### DATA FOR THIS TASK
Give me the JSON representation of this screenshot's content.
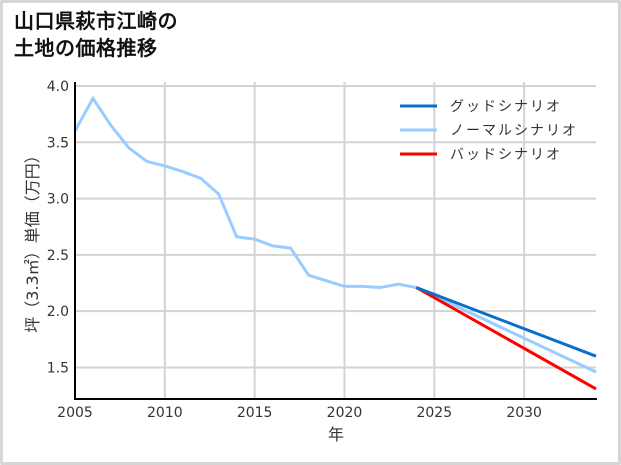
{
  "title_lines": [
    "山口県萩市江崎の",
    "土地の価格推移"
  ],
  "chart_data": {
    "type": "line",
    "title": "山口県萩市江崎の土地の価格推移",
    "xlabel": "年",
    "ylabel": "坪（3.3㎡）単価（万円）",
    "xlim": [
      2005,
      2034
    ],
    "ylim": [
      1.22,
      4.0
    ],
    "xticks": [
      2005,
      2010,
      2015,
      2020,
      2025,
      2030
    ],
    "yticks": [
      1.5,
      2.0,
      2.5,
      3.0,
      3.5,
      4.0
    ],
    "grid": true,
    "legend_position": "upper right",
    "series": [
      {
        "name": "グッドシナリオ",
        "color": "#0a6fc9",
        "x": [
          2024,
          2034
        ],
        "values": [
          2.21,
          1.6
        ]
      },
      {
        "name": "ノーマルシナリオ",
        "color": "#99ccff",
        "x": [
          2005,
          2006,
          2007,
          2008,
          2009,
          2010,
          2011,
          2012,
          2013,
          2014,
          2015,
          2016,
          2017,
          2018,
          2019,
          2020,
          2021,
          2022,
          2023,
          2024,
          2034
        ],
        "values": [
          3.6,
          3.89,
          3.65,
          3.45,
          3.33,
          3.29,
          3.24,
          3.18,
          3.04,
          2.66,
          2.64,
          2.58,
          2.56,
          2.32,
          2.27,
          2.22,
          2.22,
          2.21,
          2.24,
          2.21,
          1.46
        ]
      },
      {
        "name": "バッドシナリオ",
        "color": "#ff0000",
        "x": [
          2024,
          2034
        ],
        "values": [
          2.21,
          1.31
        ]
      }
    ]
  },
  "legend": [
    {
      "label": "グッドシナリオ",
      "color": "#0a6fc9"
    },
    {
      "label": "ノーマルシナリオ",
      "color": "#99ccff"
    },
    {
      "label": "バッドシナリオ",
      "color": "#ff0000"
    }
  ]
}
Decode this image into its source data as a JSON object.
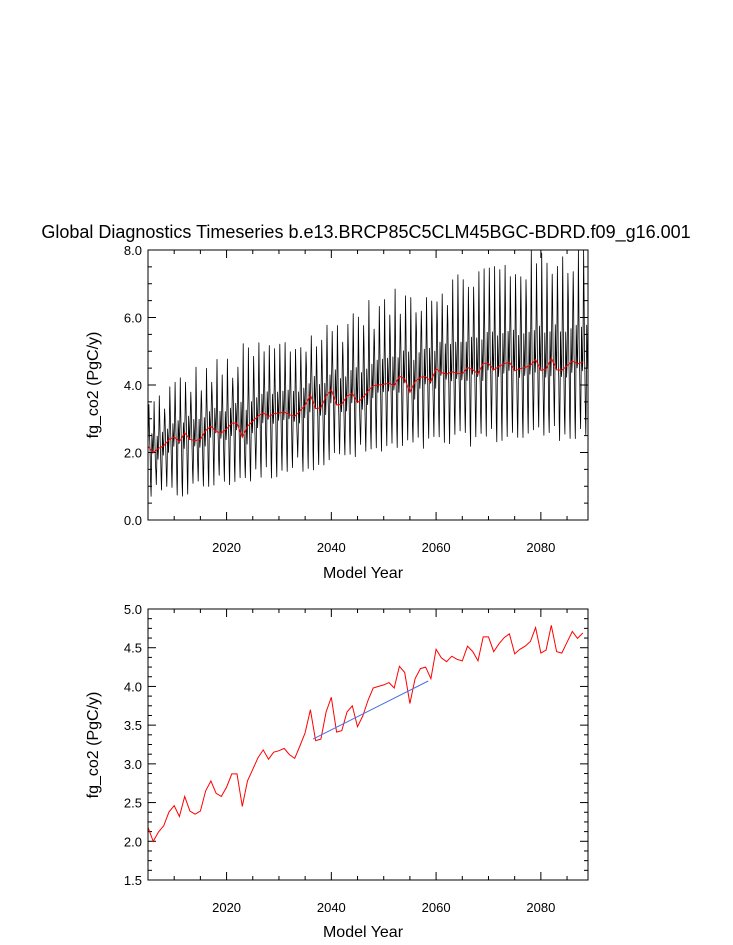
{
  "title": "Global Diagnostics Timeseries b.e13.BRCP85C5CLM45BGC-BDRD.f09_g16.001",
  "chart_data": [
    {
      "type": "line",
      "panel": "monthly",
      "xlabel": "Model Year",
      "ylabel": "fg_co2 (PgC/y)",
      "xlim": [
        2005,
        2089
      ],
      "ylim": [
        0,
        8
      ],
      "xticks": [
        "2020",
        "2040",
        "2060",
        "2080"
      ],
      "yticks": [
        "0.0",
        "2.0",
        "4.0",
        "6.0",
        "8.0"
      ],
      "colors": {
        "monthly": "#000000",
        "annual": "#ff0000"
      },
      "monthly": {
        "description": "monthly series oscillating seasonally around annual mean",
        "years": [
          2005,
          2010,
          2015,
          2020,
          2025,
          2030,
          2035,
          2040,
          2045,
          2050,
          2055,
          2060,
          2065,
          2070,
          2075,
          2080,
          2085,
          2089
        ],
        "min": [
          0.8,
          0.8,
          1.0,
          1.2,
          1.3,
          1.5,
          1.7,
          1.8,
          2.0,
          2.1,
          2.2,
          2.3,
          2.4,
          2.5,
          2.5,
          2.6,
          2.6,
          2.6
        ],
        "max": [
          3.2,
          3.8,
          4.2,
          4.4,
          4.9,
          5.0,
          5.2,
          5.5,
          6.0,
          6.2,
          6.5,
          6.7,
          7.0,
          7.3,
          7.4,
          7.6,
          7.7,
          7.8
        ]
      }
    },
    {
      "type": "line",
      "panel": "annual",
      "xlabel": "Model Year",
      "ylabel": "fg_co2 (PgC/y)",
      "xlim": [
        2005,
        2089
      ],
      "ylim": [
        1.5,
        5.0
      ],
      "xticks": [
        "2020",
        "2040",
        "2060",
        "2080"
      ],
      "yticks": [
        "1.5",
        "2.0",
        "2.5",
        "3.0",
        "3.5",
        "4.0",
        "4.5",
        "5.0"
      ],
      "colors": {
        "annual": "#ff0000",
        "trend": "#4a6fe0"
      },
      "series": [
        {
          "name": "annual mean",
          "x0": 2005,
          "values": [
            2.18,
            2.0,
            2.12,
            2.2,
            2.38,
            2.46,
            2.32,
            2.58,
            2.39,
            2.35,
            2.39,
            2.65,
            2.78,
            2.62,
            2.58,
            2.7,
            2.87,
            2.87,
            2.45,
            2.78,
            2.93,
            3.08,
            3.18,
            3.06,
            3.15,
            3.17,
            3.2,
            3.12,
            3.07,
            3.23,
            3.4,
            3.7,
            3.3,
            3.32,
            3.67,
            3.86,
            3.41,
            3.43,
            3.67,
            3.75,
            3.48,
            3.62,
            3.82,
            3.98,
            4.0,
            4.02,
            4.05,
            3.98,
            4.26,
            4.18,
            3.78,
            4.1,
            4.23,
            4.25,
            4.1,
            4.48,
            4.37,
            4.32,
            4.39,
            4.35,
            4.33,
            4.52,
            4.45,
            4.33,
            4.64,
            4.64,
            4.45,
            4.55,
            4.63,
            4.68,
            4.42,
            4.48,
            4.52,
            4.58,
            4.76,
            4.43,
            4.47,
            4.79,
            4.45,
            4.43,
            4.57,
            4.71,
            4.62,
            4.69
          ]
        },
        {
          "name": "trend",
          "x": [
            2036.5,
            2058.5
          ],
          "values": [
            3.32,
            4.07
          ]
        }
      ]
    }
  ]
}
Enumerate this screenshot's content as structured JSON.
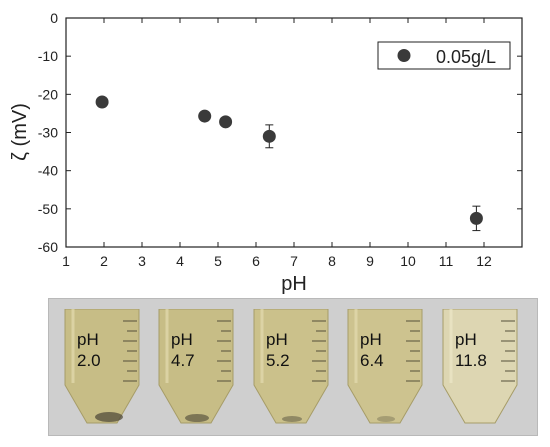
{
  "chart_data": {
    "type": "scatter",
    "title": "",
    "xlabel": "pH",
    "ylabel": "ζ (mV)",
    "xlim": [
      1,
      13
    ],
    "ylim": [
      -60,
      0
    ],
    "xticks": [
      1,
      2,
      3,
      4,
      5,
      6,
      7,
      8,
      9,
      10,
      11,
      12
    ],
    "yticks": [
      0,
      -10,
      -20,
      -30,
      -40,
      -50,
      -60
    ],
    "legend": "top-right",
    "grid": false,
    "series": [
      {
        "name": "0.05g/L",
        "color": "#3a3a3a",
        "points": [
          {
            "x": 1.95,
            "y": -22,
            "err": 0
          },
          {
            "x": 4.65,
            "y": -25.7,
            "err": 0
          },
          {
            "x": 5.2,
            "y": -27.2,
            "err": 0
          },
          {
            "x": 6.35,
            "y": -31,
            "err": 3
          },
          {
            "x": 11.8,
            "y": -52.5,
            "err": 3.2
          }
        ]
      }
    ]
  },
  "photos": [
    {
      "label_line1": "pH",
      "label_line2": "2.0"
    },
    {
      "label_line1": "pH",
      "label_line2": "4.7"
    },
    {
      "label_line1": "pH",
      "label_line2": "5.2"
    },
    {
      "label_line1": "pH",
      "label_line2": "6.4"
    },
    {
      "label_line1": "pH",
      "label_line2": "11.8"
    }
  ],
  "colors": {
    "marker": "#3a3a3a",
    "liquid": "#c7bd86",
    "liquid_clear": "#ddd6b2",
    "strip_background": "#cfcfcf"
  }
}
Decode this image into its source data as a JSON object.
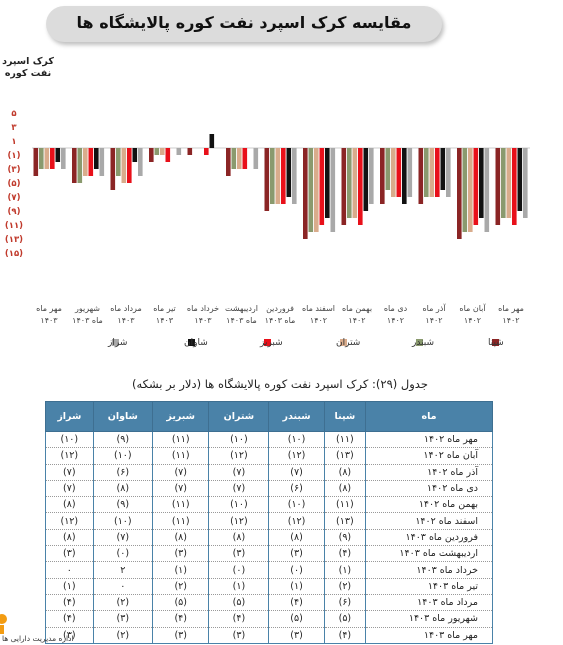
{
  "page_title": "مقایسه کرک اسپرد نفت کوره پالایشگاه ها",
  "chart_data": {
    "type": "bar",
    "ylabel": "کرک اسپرد نفت کوره",
    "ylim": [
      -15,
      5
    ],
    "yticks": [
      5,
      3,
      1,
      -1,
      -3,
      -5,
      -7,
      -9,
      -11,
      -13,
      -15
    ],
    "ytick_labels": [
      "۵",
      "۳",
      "۱",
      "(۱)",
      "(۳)",
      "(۵)",
      "(۷)",
      "(۹)",
      "(۱۱)",
      "(۱۳)",
      "(۱۵)"
    ],
    "categories": [
      "مهر ماه ۱۴۰۲",
      "آبان ماه ۱۴۰۲",
      "آذر ماه ۱۴۰۲",
      "دی ماه ۱۴۰۲",
      "بهمن ماه ۱۴۰۲",
      "اسفند ماه ۱۴۰۲",
      "فروردین ماه ۱۴۰۳",
      "اردیبهشت ماه ۱۴۰۳",
      "خرداد ماه ۱۴۰۳",
      "تیر ماه ۱۴۰۳",
      "مرداد ماه ۱۴۰۳",
      "شهریور ماه ۱۴۰۳",
      "مهر ماه ۱۴۰۳"
    ],
    "category_labels": [
      [
        "مهر ماه",
        "۱۴۰۲"
      ],
      [
        "آبان ماه",
        "۱۴۰۲"
      ],
      [
        "آذر ماه",
        "۱۴۰۲"
      ],
      [
        "دی ماه",
        "۱۴۰۲"
      ],
      [
        "بهمن ماه",
        "۱۴۰۲"
      ],
      [
        "اسفند ماه",
        "۱۴۰۲"
      ],
      [
        "فروردین",
        "ماه ۱۴۰۳"
      ],
      [
        "اردیبهشت",
        "ماه ۱۴۰۳"
      ],
      [
        "خرداد ماه",
        "۱۴۰۳"
      ],
      [
        "تیر ماه",
        "۱۴۰۳"
      ],
      [
        "مرداد ماه",
        "۱۴۰۳"
      ],
      [
        "شهریور",
        "ماه ۱۴۰۳"
      ],
      [
        "مهر ماه",
        "۱۴۰۳"
      ]
    ],
    "series": [
      {
        "name": "شپنا",
        "color": "#8b2525",
        "values": [
          -11,
          -13,
          -8,
          -8,
          -11,
          -13,
          -9,
          -4,
          -1,
          -2,
          -6,
          -5,
          -4
        ]
      },
      {
        "name": "شبندر",
        "color": "#8a9a6e",
        "values": [
          -10,
          -12,
          -7,
          -6,
          -10,
          -12,
          -8,
          -3,
          0,
          -1,
          -4,
          -5,
          -3
        ]
      },
      {
        "name": "شتران",
        "color": "#d9ac8c",
        "values": [
          -10,
          -12,
          -7,
          -7,
          -10,
          -12,
          -8,
          -3,
          0,
          -1,
          -5,
          -4,
          -3
        ]
      },
      {
        "name": "شبریز",
        "color": "#e8101a",
        "values": [
          -11,
          -11,
          -7,
          -7,
          -11,
          -11,
          -8,
          -3,
          -1,
          -2,
          -5,
          -4,
          -3
        ]
      },
      {
        "name": "شاوان",
        "color": "#111111",
        "values": [
          -9,
          -10,
          -6,
          -8,
          -9,
          -10,
          -7,
          0,
          2,
          0,
          -2,
          -3,
          -2
        ]
      },
      {
        "name": "شراز",
        "color": "#a9a9a9",
        "values": [
          -10,
          -12,
          -7,
          -7,
          -8,
          -12,
          -8,
          -3,
          0,
          -1,
          -4,
          -4,
          -3
        ]
      }
    ],
    "legend": "bottom",
    "grid": false
  },
  "table": {
    "caption": "جدول (۲۹): کرک اسپرد نفت کوره پالایشگاه ها (دلار بر بشکه)",
    "headers": [
      "ماه",
      "شپنا",
      "شبندر",
      "شتران",
      "شبریز",
      "شاوان",
      "شراز"
    ],
    "rows": [
      [
        "مهر ماه ۱۴۰۲",
        "(۱۱)",
        "(۱۰)",
        "(۱۰)",
        "(۱۱)",
        "(۹)",
        "(۱۰)"
      ],
      [
        "آبان ماه ۱۴۰۲",
        "(۱۳)",
        "(۱۲)",
        "(۱۲)",
        "(۱۱)",
        "(۱۰)",
        "(۱۲)"
      ],
      [
        "آذر ماه ۱۴۰۲",
        "(۸)",
        "(۷)",
        "(۷)",
        "(۷)",
        "(۶)",
        "(۷)"
      ],
      [
        "دی ماه ۱۴۰۲",
        "(۸)",
        "(۶)",
        "(۷)",
        "(۷)",
        "(۸)",
        "(۷)"
      ],
      [
        "بهمن ماه ۱۴۰۲",
        "(۱۱)",
        "(۱۰)",
        "(۱۰)",
        "(۱۱)",
        "(۹)",
        "(۸)"
      ],
      [
        "اسفند ماه ۱۴۰۲",
        "(۱۳)",
        "(۱۲)",
        "(۱۲)",
        "(۱۱)",
        "(۱۰)",
        "(۱۲)"
      ],
      [
        "فروردین ماه ۱۴۰۳",
        "(۹)",
        "(۸)",
        "(۸)",
        "(۸)",
        "(۷)",
        "(۸)"
      ],
      [
        "اردیبهشت ماه ۱۴۰۳",
        "(۴)",
        "(۳)",
        "(۳)",
        "(۳)",
        "(۰)",
        "(۳)"
      ],
      [
        "خرداد ماه ۱۴۰۳",
        "(۱)",
        "(۰)",
        "(۰)",
        "(۱)",
        "۲",
        "۰"
      ],
      [
        "تیر ماه ۱۴۰۳",
        "(۲)",
        "(۱)",
        "(۱)",
        "(۲)",
        "۰",
        "(۱)"
      ],
      [
        "مرداد ماه ۱۴۰۳",
        "(۶)",
        "(۴)",
        "(۵)",
        "(۵)",
        "(۲)",
        "(۴)"
      ],
      [
        "شهریور ماه ۱۴۰۳",
        "(۵)",
        "(۵)",
        "(۴)",
        "(۴)",
        "(۳)",
        "(۴)"
      ],
      [
        "مهر ماه ۱۴۰۳",
        "(۴)",
        "(۳)",
        "(۳)",
        "(۳)",
        "(۲)",
        "(۳)"
      ]
    ]
  },
  "footer": {
    "text": "اداره مدیریت دارایی ها"
  }
}
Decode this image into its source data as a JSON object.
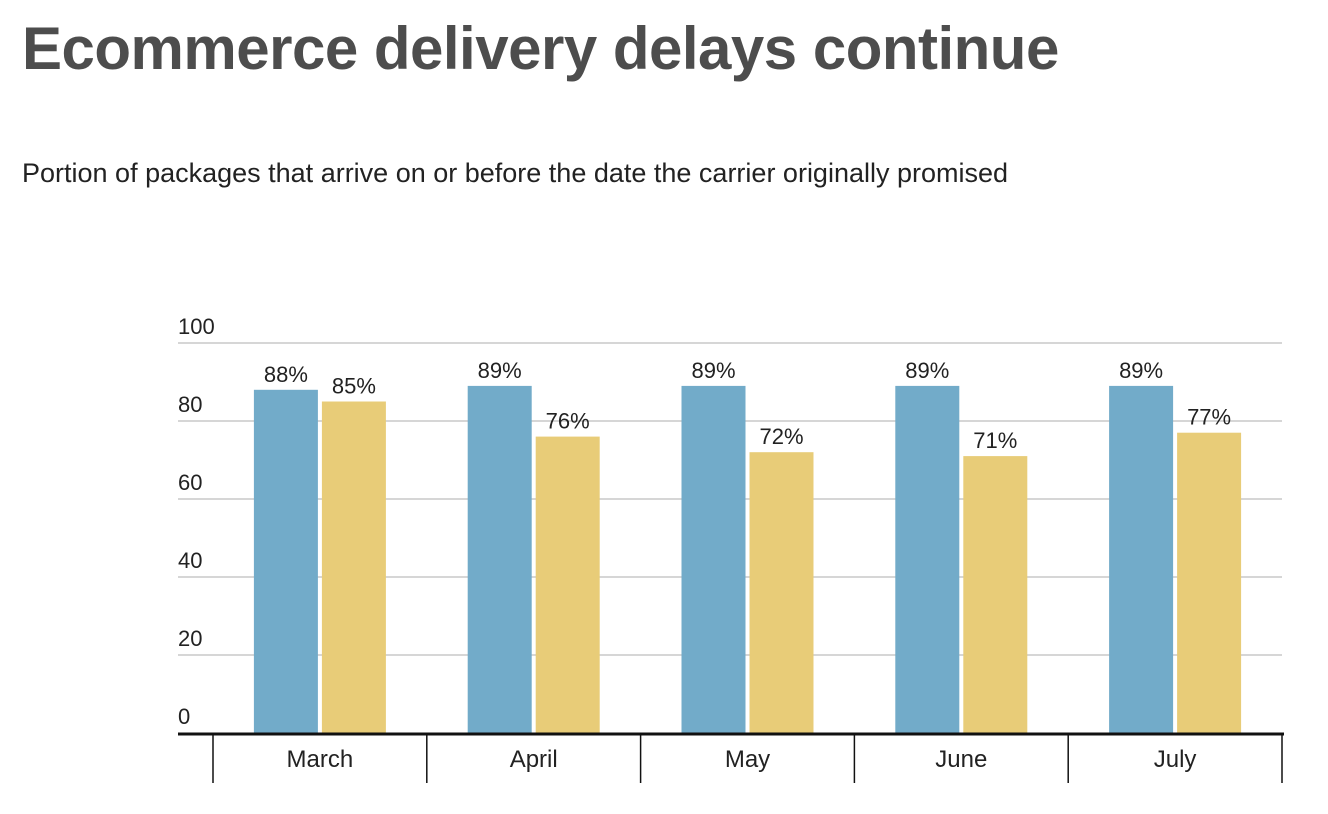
{
  "header": {
    "title": "Ecommerce delivery delays continue",
    "subtitle": "Portion of packages that arrive on or before the date the carrier originally promised"
  },
  "chart_data": {
    "type": "bar",
    "categories": [
      "March",
      "April",
      "May",
      "June",
      "July"
    ],
    "series": [
      {
        "values": [
          88,
          89,
          89,
          89,
          89
        ],
        "labels": [
          "88%",
          "89%",
          "89%",
          "89%",
          "89%"
        ],
        "color": "#72abc9"
      },
      {
        "values": [
          85,
          76,
          72,
          71,
          77
        ],
        "labels": [
          "85%",
          "76%",
          "72%",
          "71%",
          "77%"
        ],
        "color": "#e8cc78"
      }
    ],
    "yticks": [
      "0",
      "20",
      "40",
      "60",
      "80",
      "100"
    ],
    "ylim": [
      0,
      100
    ],
    "grid": true,
    "legend": "none"
  }
}
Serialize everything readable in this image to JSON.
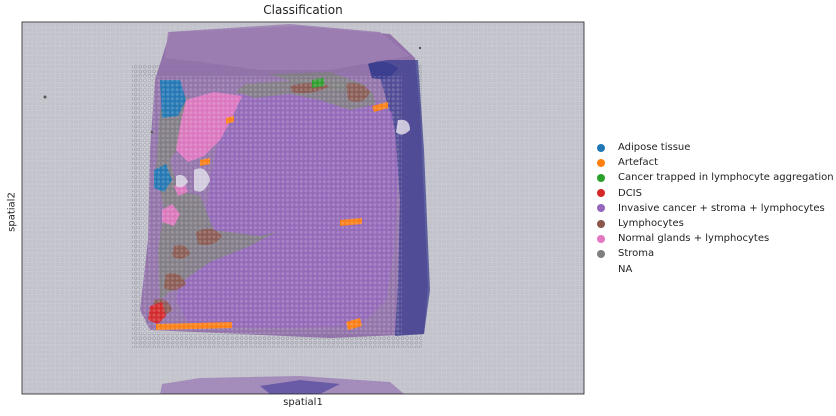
{
  "chart_data": {
    "type": "scatter",
    "title": "Classification",
    "xlabel": "spatial1",
    "ylabel": "spatial2",
    "grid": false,
    "legend_position": "right",
    "background": "tissue histology image",
    "categories": [
      {
        "name": "Adipose tissue",
        "color": "#1f77b4"
      },
      {
        "name": "Artefact",
        "color": "#ff7f0e"
      },
      {
        "name": "Cancer trapped in lymphocyte aggregation",
        "color": "#2ca02c"
      },
      {
        "name": "DCIS",
        "color": "#d62728"
      },
      {
        "name": "Invasive cancer + stroma + lymphocytes",
        "color": "#9467bd"
      },
      {
        "name": "Lymphocytes",
        "color": "#8c564b"
      },
      {
        "name": "Normal glands + lymphocytes",
        "color": "#e377c2"
      },
      {
        "name": "Stroma",
        "color": "#7f7f7f"
      },
      {
        "name": "NA",
        "color": ""
      }
    ]
  }
}
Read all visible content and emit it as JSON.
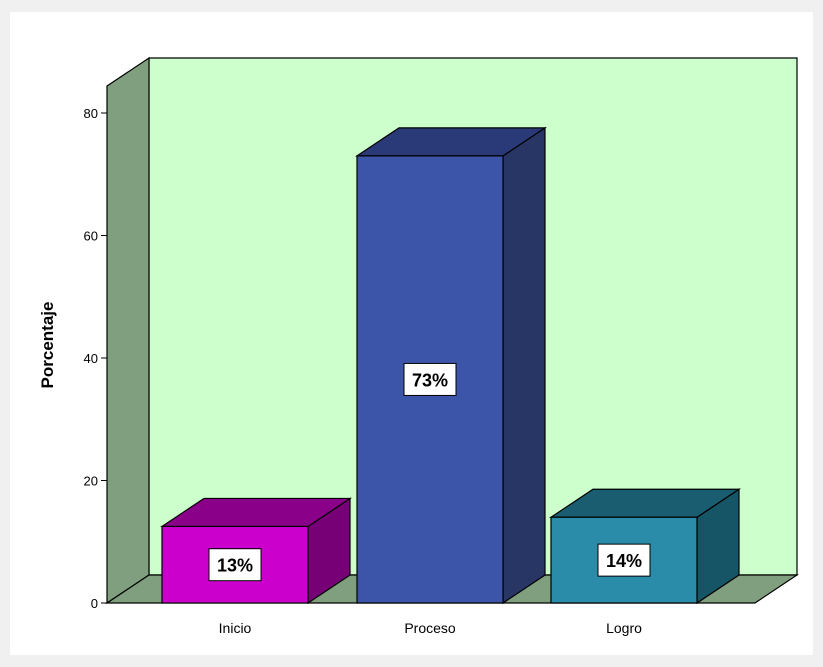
{
  "chart_data": {
    "type": "bar",
    "title": "",
    "xlabel": "",
    "ylabel": "Porcentaje",
    "ylim": [
      0,
      80
    ],
    "yticks": [
      "0",
      "20",
      "40",
      "60",
      "80"
    ],
    "grid": false,
    "categories": [
      "Inicio",
      "Proceso",
      "Logro"
    ],
    "values": [
      12.5,
      73,
      14
    ],
    "data_labels": [
      "13%",
      "73%",
      "14%"
    ],
    "colors": [
      {
        "front": "#cc00cc",
        "top": "#8a0088",
        "side": "#770077"
      },
      {
        "front": "#3d55a8",
        "top": "#2a3a78",
        "side": "#283666"
      },
      {
        "front": "#2a8ca8",
        "top": "#1a5c70",
        "side": "#165566"
      }
    ],
    "background": {
      "panel": "#ccffcc",
      "wall": "#7f9f7f",
      "floor": "#7f9f7f"
    }
  }
}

### EXERCISE INSTRUCTIONS
Write out, exactly, each line from the one containing "Read all visible content and emit it as JSON." down to the final line of the data above. Both of those lines count, and the pictures are left out.

### REPLY TO THE EXERCISE
Read all visible content and emit it as JSON.
{
  "chart_data": {
    "type": "bar",
    "title": "",
    "xlabel": "",
    "ylabel": "Porcentaje",
    "ylim": [
      0,
      80
    ],
    "yticks": [
      "0",
      "20",
      "40",
      "60",
      "80"
    ],
    "grid": false,
    "categories": [
      "Inicio",
      "Proceso",
      "Logro"
    ],
    "values": [
      12.5,
      73,
      14
    ],
    "data_labels": [
      "13%",
      "73%",
      "14%"
    ],
    "colors": [
      {
        "front": "#cc00cc",
        "top": "#8a0088",
        "side": "#770077"
      },
      {
        "front": "#3d55a8",
        "top": "#2a3a78",
        "side": "#283666"
      },
      {
        "front": "#2a8ca8",
        "top": "#1a5c70",
        "side": "#165566"
      }
    ],
    "background": {
      "panel": "#ccffcc",
      "wall": "#7f9f7f",
      "floor": "#7f9f7f"
    }
  }
}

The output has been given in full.